What you are asked to do: Copy every one of the following rows line by line, keeping each character the same.
[start of Data provided]
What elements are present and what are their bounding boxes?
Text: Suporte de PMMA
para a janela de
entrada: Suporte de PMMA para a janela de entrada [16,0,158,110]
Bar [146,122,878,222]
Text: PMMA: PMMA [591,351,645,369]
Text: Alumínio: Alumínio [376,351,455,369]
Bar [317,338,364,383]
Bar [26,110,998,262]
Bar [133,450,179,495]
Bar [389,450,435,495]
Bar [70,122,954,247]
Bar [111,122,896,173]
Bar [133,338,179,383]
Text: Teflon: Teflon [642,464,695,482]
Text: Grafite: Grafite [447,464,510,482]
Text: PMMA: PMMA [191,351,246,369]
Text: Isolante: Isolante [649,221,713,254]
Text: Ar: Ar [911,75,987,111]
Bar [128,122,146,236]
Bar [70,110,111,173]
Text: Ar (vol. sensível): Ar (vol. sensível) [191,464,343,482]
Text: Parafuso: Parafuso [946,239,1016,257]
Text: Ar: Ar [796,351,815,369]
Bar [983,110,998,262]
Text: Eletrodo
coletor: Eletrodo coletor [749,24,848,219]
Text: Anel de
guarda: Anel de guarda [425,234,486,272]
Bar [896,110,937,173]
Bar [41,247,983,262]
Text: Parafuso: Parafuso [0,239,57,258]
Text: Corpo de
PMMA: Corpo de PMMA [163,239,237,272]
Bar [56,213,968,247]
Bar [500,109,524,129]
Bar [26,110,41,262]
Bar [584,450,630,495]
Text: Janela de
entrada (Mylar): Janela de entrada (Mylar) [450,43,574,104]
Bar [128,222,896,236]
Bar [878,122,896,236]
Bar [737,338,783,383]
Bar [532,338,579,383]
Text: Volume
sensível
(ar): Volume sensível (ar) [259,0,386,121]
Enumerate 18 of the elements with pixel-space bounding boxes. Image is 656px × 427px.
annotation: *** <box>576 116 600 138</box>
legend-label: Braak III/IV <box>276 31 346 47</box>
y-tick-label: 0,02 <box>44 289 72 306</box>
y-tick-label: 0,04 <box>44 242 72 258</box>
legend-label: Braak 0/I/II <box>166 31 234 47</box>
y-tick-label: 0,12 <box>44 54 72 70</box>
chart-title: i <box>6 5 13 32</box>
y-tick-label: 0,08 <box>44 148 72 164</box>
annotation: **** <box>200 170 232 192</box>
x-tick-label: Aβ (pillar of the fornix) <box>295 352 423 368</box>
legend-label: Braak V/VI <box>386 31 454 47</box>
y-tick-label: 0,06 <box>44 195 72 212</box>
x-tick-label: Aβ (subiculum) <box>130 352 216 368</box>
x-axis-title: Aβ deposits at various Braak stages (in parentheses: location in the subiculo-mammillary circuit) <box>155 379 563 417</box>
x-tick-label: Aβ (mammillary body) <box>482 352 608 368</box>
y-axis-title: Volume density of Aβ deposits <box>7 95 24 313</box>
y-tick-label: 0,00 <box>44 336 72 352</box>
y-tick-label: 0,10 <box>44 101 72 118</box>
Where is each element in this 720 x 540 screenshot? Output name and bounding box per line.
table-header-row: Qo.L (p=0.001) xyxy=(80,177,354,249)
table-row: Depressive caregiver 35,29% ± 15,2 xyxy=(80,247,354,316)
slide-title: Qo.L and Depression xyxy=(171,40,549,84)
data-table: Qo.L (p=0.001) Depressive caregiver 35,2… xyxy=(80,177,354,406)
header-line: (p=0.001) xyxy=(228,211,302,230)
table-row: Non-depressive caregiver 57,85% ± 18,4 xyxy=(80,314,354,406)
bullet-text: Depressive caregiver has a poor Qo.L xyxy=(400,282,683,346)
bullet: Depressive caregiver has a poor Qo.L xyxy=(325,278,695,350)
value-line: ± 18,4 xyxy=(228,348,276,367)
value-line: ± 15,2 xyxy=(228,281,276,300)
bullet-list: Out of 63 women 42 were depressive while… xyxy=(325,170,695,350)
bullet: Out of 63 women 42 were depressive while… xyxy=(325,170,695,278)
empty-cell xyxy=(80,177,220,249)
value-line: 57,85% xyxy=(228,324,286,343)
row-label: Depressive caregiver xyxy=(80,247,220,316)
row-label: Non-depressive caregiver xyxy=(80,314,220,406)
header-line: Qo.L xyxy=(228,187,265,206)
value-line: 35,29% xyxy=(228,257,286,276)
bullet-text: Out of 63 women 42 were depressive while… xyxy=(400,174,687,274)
[end of Data provided]
Response:
What elements are present and what are their bounding boxes?
Text: Suporte de PMMA
para a janela de
entrada: Suporte de PMMA para a janela de entrada [16,0,158,110]
Bar [146,122,878,222]
Text: PMMA: PMMA [591,351,645,369]
Text: Alumínio: Alumínio [376,351,455,369]
Bar [317,338,364,383]
Bar [26,110,998,262]
Bar [133,450,179,495]
Bar [389,450,435,495]
Bar [70,122,954,247]
Bar [111,122,896,173]
Bar [133,338,179,383]
Text: Teflon: Teflon [642,464,695,482]
Text: Grafite: Grafite [447,464,510,482]
Text: PMMA: PMMA [191,351,246,369]
Text: Isolante: Isolante [649,221,713,254]
Text: Ar: Ar [911,75,987,111]
Bar [128,122,146,236]
Bar [70,110,111,173]
Text: Ar (vol. sensível): Ar (vol. sensível) [191,464,343,482]
Text: Parafuso: Parafuso [946,239,1016,257]
Text: Ar: Ar [796,351,815,369]
Bar [983,110,998,262]
Text: Eletrodo
coletor: Eletrodo coletor [749,24,848,219]
Text: Anel de
guarda: Anel de guarda [425,234,486,272]
Bar [896,110,937,173]
Bar [41,247,983,262]
Text: Parafuso: Parafuso [0,239,57,258]
Text: Corpo de
PMMA: Corpo de PMMA [163,239,237,272]
Bar [56,213,968,247]
Bar [500,109,524,129]
Bar [26,110,41,262]
Bar [584,450,630,495]
Text: Janela de
entrada (Mylar): Janela de entrada (Mylar) [450,43,574,104]
Bar [128,222,896,236]
Bar [878,122,896,236]
Bar [737,338,783,383]
Bar [532,338,579,383]
Text: Volume
sensível
(ar): Volume sensível (ar) [259,0,386,121]
Enumerate 18 of the elements with pixel-space bounding boxes. Image is 656px × 427px.
annotation: *** <box>576 116 600 138</box>
legend-label: Braak III/IV <box>276 31 346 47</box>
y-tick-label: 0,02 <box>44 289 72 306</box>
y-tick-label: 0,04 <box>44 242 72 258</box>
legend-label: Braak 0/I/II <box>166 31 234 47</box>
y-tick-label: 0,12 <box>44 54 72 70</box>
chart-title: i <box>6 5 13 32</box>
y-tick-label: 0,08 <box>44 148 72 164</box>
annotation: **** <box>200 170 232 192</box>
x-tick-label: Aβ (pillar of the fornix) <box>295 352 423 368</box>
legend-label: Braak V/VI <box>386 31 454 47</box>
y-tick-label: 0,06 <box>44 195 72 212</box>
x-tick-label: Aβ (subiculum) <box>130 352 216 368</box>
x-axis-title: Aβ deposits at various Braak stages (in parentheses: location in the subiculo-mammillary circuit) <box>155 379 563 417</box>
x-tick-label: Aβ (mammillary body) <box>482 352 608 368</box>
y-axis-title: Volume density of Aβ deposits <box>7 95 24 313</box>
y-tick-label: 0,00 <box>44 336 72 352</box>
y-tick-label: 0,10 <box>44 101 72 118</box>
Where is each element in this 720 x 540 screenshot? Output name and bounding box per line.
table-header-row: Qo.L (p=0.001) xyxy=(80,177,354,249)
table-row: Depressive caregiver 35,29% ± 15,2 xyxy=(80,247,354,316)
slide-title: Qo.L and Depression xyxy=(171,40,549,84)
data-table: Qo.L (p=0.001) Depressive caregiver 35,2… xyxy=(80,177,354,406)
header-line: (p=0.001) xyxy=(228,211,302,230)
table-row: Non-depressive caregiver 57,85% ± 18,4 xyxy=(80,314,354,406)
bullet-text: Depressive caregiver has a poor Qo.L xyxy=(400,282,683,346)
bullet: Depressive caregiver has a poor Qo.L xyxy=(325,278,695,350)
value-line: ± 18,4 xyxy=(228,348,276,367)
value-line: ± 15,2 xyxy=(228,281,276,300)
bullet-list: Out of 63 women 42 were depressive while… xyxy=(325,170,695,350)
bullet: Out of 63 women 42 were depressive while… xyxy=(325,170,695,278)
empty-cell xyxy=(80,177,220,249)
value-line: 57,85% xyxy=(228,324,286,343)
row-label: Depressive caregiver xyxy=(80,247,220,316)
row-label: Non-depressive caregiver xyxy=(80,314,220,406)
header-line: Qo.L xyxy=(228,187,265,206)
value-line: 35,29% xyxy=(228,257,286,276)
bullet-text: Out of 63 women 42 were depressive while… xyxy=(400,174,687,274)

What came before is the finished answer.